Stream: Archive Mirror: Isabelle Users Mailing List

Topic: [isabelle] recursive functions and set comprehension


view this post on Zulip Email Gateway (Aug 18 2022 at 09:43):

From: Dimitrios Vytiniotis <dimitriv@cis.upenn.edu>
Hello all, consider the (admittedly strange) fragment:

datatype tm = Z | S "tm"

consts foo :: "tm => tm set"
recdef foo "measure size"
"foo x = { Z. (x = Z) } \<union>
{ (S x1) | x1. x = S x1 /\ x1 : (foo x1) }";

Isabelle cannot prove monotonicity, because the equation "x = S x1"
seems to not be available. In particular, she tries to prove to me that:

forall x1. size x1 < size x
instead of:
forall x1. (x = S x1) --> (size x1 < size x)

Why is this happening? Why aren't the rest of the equations in the
comprehension used to derive the monotonicity requirement? Here's my
explanation:
Such a thing would still be sound. Because if the "x = S x1" was false
no call to "foo x1" would have to be done and hence no monotonicity
check would be necessary. The whole predicate (x = S x1 /\ x1: foo x1)

Items listed in a dataset:
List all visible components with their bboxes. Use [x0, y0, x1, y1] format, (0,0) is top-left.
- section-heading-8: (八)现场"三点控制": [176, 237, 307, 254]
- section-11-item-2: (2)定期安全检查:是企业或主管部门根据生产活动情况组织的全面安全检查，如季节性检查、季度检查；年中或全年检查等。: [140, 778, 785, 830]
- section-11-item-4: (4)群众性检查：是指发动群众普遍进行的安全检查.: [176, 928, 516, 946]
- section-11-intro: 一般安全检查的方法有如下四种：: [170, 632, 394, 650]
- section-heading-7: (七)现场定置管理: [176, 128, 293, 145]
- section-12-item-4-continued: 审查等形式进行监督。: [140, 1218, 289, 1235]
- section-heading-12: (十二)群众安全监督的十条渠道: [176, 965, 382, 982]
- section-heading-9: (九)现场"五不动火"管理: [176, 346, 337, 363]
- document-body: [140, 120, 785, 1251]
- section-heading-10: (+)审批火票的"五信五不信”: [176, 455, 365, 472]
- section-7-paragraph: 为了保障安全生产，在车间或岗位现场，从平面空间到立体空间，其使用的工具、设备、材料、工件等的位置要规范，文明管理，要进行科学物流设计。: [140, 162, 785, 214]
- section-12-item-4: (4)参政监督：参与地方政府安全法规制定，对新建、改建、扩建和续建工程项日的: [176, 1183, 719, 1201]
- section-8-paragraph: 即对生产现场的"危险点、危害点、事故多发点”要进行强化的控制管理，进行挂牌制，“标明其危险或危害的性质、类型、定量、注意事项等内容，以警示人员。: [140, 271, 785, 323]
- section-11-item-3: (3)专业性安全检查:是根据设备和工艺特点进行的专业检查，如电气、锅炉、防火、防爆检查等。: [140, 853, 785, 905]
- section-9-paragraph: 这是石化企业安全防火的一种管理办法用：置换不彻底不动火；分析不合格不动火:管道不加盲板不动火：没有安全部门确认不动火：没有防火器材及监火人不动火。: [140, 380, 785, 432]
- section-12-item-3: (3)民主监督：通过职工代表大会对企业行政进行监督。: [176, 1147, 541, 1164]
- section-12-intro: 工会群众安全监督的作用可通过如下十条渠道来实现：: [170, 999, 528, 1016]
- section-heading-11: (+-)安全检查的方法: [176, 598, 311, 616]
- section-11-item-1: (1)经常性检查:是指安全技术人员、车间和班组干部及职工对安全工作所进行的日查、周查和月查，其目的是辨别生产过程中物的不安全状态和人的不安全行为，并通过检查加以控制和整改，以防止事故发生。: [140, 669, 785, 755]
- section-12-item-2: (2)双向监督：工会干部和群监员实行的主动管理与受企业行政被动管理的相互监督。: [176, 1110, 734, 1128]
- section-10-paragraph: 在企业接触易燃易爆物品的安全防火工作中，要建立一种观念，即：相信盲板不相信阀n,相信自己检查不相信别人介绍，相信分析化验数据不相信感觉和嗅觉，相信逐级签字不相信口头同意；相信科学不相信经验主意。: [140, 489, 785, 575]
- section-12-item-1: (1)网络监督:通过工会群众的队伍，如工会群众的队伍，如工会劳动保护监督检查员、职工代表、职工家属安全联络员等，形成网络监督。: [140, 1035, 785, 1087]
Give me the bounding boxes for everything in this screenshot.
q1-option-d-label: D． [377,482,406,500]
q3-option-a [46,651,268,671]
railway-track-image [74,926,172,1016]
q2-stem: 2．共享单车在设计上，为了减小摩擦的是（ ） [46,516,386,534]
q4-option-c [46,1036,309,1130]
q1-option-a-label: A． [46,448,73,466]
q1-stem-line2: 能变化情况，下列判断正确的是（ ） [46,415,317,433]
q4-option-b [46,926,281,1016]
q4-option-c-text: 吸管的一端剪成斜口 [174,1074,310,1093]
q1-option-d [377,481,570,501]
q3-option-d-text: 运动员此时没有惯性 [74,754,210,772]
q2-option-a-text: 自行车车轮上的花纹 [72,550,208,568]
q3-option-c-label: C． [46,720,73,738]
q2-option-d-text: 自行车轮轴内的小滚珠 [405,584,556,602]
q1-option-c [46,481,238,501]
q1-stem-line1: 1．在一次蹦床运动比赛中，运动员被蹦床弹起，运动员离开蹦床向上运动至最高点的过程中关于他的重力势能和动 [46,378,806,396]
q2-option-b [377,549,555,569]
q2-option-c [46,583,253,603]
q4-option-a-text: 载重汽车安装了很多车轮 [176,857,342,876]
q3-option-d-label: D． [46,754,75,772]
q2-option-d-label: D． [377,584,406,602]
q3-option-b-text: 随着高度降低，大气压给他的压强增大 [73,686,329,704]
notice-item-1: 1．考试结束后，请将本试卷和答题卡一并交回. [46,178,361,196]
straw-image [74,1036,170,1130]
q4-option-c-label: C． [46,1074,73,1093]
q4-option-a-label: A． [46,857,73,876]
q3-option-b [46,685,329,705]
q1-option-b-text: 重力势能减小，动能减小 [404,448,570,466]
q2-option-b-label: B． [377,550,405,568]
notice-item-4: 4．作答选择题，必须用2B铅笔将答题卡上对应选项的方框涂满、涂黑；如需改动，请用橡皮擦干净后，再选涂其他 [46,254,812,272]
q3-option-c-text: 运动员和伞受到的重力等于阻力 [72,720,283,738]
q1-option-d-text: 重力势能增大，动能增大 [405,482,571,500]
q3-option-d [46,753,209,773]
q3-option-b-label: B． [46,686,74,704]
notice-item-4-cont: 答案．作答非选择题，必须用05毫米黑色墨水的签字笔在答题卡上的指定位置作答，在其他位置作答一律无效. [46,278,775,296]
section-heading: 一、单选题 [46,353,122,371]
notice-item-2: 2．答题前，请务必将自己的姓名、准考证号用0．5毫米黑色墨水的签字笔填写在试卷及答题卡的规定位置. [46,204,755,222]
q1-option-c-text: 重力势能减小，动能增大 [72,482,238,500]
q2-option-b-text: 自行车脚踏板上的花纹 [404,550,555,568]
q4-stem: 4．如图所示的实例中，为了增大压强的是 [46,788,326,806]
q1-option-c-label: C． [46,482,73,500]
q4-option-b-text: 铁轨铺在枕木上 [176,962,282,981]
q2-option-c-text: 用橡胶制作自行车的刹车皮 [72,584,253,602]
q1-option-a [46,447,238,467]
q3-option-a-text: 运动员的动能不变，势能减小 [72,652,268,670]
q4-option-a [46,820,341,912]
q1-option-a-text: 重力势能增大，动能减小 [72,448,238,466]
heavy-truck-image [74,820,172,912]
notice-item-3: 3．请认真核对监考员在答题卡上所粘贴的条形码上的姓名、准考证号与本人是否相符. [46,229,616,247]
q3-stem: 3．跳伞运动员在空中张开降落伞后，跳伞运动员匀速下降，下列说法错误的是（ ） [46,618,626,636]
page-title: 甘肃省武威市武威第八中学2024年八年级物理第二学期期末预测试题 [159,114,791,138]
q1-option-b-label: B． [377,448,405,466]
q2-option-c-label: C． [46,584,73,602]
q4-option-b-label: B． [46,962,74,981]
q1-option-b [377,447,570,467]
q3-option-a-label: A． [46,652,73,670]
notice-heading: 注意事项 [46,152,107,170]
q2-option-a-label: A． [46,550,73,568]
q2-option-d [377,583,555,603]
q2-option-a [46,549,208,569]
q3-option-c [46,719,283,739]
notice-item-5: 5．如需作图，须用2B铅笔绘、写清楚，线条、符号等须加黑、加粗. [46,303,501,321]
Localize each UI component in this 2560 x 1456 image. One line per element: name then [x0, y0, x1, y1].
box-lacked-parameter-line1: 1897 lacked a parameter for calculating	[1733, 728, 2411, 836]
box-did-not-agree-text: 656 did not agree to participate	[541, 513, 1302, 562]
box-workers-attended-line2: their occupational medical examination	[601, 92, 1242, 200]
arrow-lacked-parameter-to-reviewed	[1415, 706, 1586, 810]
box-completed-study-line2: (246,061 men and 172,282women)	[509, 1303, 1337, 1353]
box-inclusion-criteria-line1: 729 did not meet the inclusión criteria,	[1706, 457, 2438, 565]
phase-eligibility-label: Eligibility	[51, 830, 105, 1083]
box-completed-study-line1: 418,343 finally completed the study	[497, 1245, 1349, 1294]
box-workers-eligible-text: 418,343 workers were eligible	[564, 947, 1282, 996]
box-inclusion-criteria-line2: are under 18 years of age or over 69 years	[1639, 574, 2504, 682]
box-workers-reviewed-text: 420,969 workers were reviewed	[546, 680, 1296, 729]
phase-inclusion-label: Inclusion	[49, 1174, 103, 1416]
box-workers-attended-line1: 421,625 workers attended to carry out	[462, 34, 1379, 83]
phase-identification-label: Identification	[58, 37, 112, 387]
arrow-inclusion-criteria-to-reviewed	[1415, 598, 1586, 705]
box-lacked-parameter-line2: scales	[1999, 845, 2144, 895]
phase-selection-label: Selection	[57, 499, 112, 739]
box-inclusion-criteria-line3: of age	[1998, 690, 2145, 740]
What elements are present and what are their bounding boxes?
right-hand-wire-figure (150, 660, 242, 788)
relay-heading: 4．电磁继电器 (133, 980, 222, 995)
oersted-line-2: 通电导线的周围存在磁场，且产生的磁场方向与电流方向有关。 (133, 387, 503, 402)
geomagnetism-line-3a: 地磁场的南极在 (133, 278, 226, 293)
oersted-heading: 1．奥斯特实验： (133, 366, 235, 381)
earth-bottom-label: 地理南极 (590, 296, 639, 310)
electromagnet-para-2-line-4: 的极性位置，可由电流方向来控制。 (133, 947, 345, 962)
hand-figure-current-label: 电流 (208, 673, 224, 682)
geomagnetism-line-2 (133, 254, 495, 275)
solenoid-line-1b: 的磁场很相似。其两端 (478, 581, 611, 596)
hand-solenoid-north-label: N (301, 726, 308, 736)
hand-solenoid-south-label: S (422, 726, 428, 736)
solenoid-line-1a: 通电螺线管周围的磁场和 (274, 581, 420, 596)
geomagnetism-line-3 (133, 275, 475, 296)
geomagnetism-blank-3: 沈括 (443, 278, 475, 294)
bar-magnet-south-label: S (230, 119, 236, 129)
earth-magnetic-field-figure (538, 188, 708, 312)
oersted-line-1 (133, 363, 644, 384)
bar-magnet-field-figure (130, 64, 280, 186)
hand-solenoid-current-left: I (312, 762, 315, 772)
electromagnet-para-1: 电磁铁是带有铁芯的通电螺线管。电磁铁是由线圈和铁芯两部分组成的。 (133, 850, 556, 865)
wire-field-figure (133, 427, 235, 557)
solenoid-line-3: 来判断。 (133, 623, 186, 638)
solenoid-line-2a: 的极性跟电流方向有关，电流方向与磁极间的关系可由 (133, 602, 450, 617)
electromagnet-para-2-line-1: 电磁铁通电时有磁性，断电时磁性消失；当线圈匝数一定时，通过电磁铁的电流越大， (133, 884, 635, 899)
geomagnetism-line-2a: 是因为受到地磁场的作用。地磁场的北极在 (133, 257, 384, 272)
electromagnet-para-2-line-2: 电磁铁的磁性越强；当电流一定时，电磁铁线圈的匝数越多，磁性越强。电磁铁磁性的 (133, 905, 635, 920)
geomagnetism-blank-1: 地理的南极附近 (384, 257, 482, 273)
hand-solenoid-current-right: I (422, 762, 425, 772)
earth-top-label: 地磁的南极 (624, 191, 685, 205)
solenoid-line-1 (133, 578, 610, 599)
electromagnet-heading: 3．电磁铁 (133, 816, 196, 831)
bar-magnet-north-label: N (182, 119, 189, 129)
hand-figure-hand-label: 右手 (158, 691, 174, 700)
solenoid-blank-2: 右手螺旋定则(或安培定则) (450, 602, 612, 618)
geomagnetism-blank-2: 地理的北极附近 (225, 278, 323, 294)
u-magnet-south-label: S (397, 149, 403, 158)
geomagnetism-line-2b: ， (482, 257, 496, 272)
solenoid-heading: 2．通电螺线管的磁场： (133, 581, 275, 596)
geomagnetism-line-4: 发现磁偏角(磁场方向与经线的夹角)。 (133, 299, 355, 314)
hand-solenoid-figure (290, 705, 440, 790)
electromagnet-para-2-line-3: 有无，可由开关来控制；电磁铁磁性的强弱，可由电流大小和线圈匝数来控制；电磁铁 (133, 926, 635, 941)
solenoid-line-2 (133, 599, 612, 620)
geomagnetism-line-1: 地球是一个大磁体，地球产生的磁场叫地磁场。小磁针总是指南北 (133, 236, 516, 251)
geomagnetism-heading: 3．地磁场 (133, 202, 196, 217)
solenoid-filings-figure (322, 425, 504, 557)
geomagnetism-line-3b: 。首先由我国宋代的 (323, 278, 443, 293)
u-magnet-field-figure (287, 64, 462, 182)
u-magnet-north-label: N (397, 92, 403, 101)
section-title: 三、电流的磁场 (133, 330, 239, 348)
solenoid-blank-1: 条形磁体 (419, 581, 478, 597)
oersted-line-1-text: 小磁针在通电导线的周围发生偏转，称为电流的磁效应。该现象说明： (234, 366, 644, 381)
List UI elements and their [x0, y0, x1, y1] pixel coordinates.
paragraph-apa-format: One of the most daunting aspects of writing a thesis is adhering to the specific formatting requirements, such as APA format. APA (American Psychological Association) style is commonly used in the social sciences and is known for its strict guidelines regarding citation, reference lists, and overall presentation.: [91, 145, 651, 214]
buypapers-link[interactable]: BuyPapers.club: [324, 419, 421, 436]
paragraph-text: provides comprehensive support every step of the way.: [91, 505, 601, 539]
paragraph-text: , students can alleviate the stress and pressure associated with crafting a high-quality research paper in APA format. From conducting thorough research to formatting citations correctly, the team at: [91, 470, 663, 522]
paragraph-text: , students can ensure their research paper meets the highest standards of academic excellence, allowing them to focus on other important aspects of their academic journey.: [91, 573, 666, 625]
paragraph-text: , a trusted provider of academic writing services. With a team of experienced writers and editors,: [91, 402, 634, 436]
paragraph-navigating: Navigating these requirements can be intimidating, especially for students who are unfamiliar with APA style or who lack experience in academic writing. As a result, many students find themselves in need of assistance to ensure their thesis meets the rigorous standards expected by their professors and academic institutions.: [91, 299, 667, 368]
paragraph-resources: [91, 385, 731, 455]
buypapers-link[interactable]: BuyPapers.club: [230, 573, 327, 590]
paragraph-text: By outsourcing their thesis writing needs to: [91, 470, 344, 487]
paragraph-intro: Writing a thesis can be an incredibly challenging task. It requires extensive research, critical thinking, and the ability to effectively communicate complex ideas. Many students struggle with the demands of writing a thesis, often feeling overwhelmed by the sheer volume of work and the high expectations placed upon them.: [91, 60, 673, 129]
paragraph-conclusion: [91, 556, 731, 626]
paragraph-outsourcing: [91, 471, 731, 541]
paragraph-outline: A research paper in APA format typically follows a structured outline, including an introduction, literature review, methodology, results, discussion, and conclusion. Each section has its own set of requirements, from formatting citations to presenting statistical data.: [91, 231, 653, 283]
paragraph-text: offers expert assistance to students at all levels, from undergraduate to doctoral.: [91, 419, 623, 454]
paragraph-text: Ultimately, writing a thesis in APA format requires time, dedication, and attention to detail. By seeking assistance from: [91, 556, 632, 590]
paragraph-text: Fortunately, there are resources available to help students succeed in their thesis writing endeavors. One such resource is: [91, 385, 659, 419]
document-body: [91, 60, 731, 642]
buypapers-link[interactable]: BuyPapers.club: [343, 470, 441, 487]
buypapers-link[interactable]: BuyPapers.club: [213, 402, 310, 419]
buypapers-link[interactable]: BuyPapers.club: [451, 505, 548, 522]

[TASK 1] In the mailing list post, which measure does the recdef declaration for foo use?
[TASK 2] Reproduce the mailing list post word for word, from "Isabelle cannot prove" to "x1 < size x)".

[EXERCISE RESULT 1] It uses "measure size".

[EXERCISE RESULT 2]
Isabelle cannot prove monotonicity, because the equation "x = S x1"
seems to not be available. In particular, she tries to prove to me that:

forall x1. size x1 < size x
instead of:
forall x1. (x = S x1) --> (size x1 < size x)